TASK OBJECTIVE:
Reproduce the data line for line, starting at its first line and ending with the line that contains "- wifi-icon: [448, 8, 470, 25]", that line included.

-----

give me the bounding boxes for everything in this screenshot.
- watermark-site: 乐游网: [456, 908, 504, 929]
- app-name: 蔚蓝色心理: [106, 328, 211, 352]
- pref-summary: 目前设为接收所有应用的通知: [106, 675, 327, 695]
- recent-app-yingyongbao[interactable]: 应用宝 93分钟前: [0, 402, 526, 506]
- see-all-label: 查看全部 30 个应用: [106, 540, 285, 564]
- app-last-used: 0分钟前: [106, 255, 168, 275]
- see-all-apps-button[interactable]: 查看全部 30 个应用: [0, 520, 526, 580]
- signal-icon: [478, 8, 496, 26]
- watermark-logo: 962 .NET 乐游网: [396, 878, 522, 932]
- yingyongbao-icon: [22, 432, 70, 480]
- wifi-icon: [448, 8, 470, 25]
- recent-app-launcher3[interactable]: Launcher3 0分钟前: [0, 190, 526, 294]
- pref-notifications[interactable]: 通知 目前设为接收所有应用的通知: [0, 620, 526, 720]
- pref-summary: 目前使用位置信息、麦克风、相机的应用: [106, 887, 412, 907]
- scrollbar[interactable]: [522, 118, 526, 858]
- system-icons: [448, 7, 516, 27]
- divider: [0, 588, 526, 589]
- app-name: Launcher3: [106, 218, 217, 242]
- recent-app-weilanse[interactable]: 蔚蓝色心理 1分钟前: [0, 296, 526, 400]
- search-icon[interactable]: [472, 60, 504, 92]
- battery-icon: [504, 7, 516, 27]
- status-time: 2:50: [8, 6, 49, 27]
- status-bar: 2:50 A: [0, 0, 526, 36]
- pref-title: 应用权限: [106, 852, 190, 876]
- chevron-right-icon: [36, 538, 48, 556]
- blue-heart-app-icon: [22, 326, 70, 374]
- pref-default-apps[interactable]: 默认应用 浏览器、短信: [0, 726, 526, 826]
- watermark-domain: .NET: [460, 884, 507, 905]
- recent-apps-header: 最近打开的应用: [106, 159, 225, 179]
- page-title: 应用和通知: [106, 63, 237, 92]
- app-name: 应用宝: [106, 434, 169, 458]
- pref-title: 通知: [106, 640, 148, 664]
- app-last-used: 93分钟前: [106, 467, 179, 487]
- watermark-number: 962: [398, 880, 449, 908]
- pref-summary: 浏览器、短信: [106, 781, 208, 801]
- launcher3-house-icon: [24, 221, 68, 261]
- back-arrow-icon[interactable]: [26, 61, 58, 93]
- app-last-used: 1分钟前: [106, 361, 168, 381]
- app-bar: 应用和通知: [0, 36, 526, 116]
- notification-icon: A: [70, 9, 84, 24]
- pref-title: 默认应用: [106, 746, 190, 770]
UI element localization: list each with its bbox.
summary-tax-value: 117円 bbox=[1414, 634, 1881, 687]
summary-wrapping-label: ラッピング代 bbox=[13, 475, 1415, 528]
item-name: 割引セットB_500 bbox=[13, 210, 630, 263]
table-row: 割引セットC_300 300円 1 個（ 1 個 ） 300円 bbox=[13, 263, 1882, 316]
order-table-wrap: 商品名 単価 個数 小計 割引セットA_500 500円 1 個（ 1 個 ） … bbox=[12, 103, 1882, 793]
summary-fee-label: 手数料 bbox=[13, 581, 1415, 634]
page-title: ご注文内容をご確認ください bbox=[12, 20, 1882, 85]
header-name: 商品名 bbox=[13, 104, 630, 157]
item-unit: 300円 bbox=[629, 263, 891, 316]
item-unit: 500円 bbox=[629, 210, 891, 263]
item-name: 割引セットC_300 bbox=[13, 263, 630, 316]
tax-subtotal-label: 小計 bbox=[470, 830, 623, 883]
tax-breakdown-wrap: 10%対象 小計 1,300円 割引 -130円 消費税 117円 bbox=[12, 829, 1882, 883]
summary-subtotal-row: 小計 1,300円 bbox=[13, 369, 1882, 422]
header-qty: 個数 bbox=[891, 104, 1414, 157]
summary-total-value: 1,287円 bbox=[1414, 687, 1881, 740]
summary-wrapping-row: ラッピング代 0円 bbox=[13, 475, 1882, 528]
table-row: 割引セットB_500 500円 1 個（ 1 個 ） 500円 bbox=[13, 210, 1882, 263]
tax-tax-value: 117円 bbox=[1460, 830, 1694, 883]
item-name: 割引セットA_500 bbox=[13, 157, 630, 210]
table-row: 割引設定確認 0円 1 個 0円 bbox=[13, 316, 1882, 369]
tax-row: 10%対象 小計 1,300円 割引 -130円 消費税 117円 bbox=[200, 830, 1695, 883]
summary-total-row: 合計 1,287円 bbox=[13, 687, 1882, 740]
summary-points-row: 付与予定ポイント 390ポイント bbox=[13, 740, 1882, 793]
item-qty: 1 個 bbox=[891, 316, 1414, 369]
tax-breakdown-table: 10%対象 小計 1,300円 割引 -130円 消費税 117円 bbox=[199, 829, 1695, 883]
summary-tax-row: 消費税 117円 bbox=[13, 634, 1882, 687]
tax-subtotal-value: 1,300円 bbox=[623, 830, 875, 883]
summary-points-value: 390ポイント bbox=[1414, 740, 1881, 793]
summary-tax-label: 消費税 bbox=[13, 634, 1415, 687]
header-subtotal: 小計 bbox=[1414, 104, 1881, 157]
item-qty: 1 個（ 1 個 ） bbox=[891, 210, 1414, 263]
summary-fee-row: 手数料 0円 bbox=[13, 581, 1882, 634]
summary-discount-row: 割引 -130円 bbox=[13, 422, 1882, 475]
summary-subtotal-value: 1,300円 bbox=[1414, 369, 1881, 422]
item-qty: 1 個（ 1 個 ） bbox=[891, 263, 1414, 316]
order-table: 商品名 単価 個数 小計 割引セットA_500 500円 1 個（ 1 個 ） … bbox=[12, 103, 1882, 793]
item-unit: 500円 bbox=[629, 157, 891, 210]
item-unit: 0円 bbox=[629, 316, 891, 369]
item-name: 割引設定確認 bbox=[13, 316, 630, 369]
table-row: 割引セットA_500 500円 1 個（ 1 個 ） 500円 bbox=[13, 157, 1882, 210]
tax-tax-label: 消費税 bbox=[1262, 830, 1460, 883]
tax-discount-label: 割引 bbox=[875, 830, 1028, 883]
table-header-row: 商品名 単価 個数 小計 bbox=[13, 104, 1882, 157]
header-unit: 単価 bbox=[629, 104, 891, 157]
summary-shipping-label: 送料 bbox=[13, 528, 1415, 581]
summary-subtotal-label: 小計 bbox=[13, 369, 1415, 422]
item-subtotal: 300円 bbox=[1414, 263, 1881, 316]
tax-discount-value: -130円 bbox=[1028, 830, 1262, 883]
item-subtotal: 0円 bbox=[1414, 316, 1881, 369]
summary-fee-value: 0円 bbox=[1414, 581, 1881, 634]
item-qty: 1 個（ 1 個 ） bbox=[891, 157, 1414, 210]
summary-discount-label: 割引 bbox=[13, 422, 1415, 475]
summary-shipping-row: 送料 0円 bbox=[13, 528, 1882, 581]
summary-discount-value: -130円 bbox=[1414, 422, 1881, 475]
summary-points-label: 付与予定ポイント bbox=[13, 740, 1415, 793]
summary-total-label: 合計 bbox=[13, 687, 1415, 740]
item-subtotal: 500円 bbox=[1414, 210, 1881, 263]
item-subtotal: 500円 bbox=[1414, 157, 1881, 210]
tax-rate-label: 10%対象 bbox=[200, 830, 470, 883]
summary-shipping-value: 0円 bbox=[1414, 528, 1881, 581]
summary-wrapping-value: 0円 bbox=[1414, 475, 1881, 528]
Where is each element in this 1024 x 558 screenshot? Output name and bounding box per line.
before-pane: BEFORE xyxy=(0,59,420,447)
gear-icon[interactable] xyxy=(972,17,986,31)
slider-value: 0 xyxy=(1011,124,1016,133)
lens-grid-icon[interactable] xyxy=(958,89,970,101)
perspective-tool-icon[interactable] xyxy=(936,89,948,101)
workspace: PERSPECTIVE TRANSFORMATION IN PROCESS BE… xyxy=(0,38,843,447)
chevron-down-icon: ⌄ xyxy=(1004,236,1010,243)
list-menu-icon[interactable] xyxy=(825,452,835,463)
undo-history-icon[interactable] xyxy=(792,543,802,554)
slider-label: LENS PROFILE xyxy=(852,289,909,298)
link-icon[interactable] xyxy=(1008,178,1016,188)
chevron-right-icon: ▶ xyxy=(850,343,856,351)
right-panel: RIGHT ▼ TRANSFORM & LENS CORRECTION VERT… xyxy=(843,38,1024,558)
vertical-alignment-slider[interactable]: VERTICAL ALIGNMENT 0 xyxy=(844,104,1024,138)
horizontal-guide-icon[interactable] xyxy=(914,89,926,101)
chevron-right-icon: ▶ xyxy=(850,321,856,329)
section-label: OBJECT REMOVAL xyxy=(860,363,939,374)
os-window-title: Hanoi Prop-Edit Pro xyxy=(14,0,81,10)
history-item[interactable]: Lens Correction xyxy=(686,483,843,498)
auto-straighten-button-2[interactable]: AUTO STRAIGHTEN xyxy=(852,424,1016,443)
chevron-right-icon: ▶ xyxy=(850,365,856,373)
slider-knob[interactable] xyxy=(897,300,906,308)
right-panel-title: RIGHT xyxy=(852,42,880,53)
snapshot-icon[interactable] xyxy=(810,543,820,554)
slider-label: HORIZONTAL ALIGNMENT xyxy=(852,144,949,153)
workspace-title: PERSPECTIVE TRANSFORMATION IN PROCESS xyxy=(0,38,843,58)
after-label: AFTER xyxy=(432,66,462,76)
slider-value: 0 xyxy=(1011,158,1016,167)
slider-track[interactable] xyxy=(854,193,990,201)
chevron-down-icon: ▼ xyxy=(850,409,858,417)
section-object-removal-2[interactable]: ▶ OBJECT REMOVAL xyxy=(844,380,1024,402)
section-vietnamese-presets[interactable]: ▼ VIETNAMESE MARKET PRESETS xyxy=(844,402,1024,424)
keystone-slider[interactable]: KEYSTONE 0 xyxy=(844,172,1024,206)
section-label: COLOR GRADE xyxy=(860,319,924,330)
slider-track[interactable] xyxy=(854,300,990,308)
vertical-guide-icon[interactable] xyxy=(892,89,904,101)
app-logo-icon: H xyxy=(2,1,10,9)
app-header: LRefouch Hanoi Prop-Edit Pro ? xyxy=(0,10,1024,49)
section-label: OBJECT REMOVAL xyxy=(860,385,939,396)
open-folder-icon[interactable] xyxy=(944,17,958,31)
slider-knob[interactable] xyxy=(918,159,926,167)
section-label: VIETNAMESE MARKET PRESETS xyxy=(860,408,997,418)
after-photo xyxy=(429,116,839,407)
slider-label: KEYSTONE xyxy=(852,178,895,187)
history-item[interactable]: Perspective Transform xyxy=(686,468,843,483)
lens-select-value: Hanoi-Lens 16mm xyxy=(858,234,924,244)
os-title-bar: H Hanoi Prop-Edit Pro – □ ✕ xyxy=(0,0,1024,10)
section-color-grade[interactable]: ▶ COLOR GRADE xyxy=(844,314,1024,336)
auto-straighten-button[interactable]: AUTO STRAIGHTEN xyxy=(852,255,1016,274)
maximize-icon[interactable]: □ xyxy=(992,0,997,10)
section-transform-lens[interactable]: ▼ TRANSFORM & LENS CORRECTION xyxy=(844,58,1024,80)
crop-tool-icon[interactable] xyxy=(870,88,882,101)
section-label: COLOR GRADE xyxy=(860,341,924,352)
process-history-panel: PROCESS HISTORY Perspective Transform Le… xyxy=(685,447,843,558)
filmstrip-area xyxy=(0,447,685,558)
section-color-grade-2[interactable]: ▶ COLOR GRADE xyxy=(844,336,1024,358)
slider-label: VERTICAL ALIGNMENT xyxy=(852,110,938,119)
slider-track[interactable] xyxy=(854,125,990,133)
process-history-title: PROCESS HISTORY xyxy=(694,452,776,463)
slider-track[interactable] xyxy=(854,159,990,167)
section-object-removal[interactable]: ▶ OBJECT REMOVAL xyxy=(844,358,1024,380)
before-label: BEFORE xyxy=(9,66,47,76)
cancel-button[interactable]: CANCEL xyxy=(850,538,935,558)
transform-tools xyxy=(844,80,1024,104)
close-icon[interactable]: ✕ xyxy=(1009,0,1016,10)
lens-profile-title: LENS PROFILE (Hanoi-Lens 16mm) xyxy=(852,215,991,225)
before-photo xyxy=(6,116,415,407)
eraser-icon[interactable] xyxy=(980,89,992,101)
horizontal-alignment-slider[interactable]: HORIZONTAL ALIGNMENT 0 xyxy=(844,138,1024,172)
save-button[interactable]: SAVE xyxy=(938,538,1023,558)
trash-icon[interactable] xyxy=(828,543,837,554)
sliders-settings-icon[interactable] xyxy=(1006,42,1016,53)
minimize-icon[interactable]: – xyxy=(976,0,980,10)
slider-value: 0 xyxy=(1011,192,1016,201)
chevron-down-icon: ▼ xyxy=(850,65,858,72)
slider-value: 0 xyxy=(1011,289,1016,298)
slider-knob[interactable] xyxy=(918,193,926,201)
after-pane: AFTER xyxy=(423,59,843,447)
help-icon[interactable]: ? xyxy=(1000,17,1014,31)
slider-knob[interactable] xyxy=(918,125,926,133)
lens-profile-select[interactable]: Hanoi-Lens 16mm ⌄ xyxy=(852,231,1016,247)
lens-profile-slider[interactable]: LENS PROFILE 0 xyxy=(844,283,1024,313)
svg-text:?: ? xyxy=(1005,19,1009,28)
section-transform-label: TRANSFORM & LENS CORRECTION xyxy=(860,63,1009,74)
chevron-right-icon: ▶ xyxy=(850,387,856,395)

-----

REPLY:
give me the bounding boxes for everything in this screenshot.
- watermark-site: 乐游网: [456, 908, 504, 929]
- app-name: 蔚蓝色心理: [106, 328, 211, 352]
- pref-summary: 目前设为接收所有应用的通知: [106, 675, 327, 695]
- recent-app-yingyongbao[interactable]: 应用宝 93分钟前: [0, 402, 526, 506]
- see-all-label: 查看全部 30 个应用: [106, 540, 285, 564]
- app-last-used: 0分钟前: [106, 255, 168, 275]
- see-all-apps-button[interactable]: 查看全部 30 个应用: [0, 520, 526, 580]
- signal-icon: [478, 8, 496, 26]
- watermark-logo: 962 .NET 乐游网: [396, 878, 522, 932]
- yingyongbao-icon: [22, 432, 70, 480]
- wifi-icon: [448, 8, 470, 25]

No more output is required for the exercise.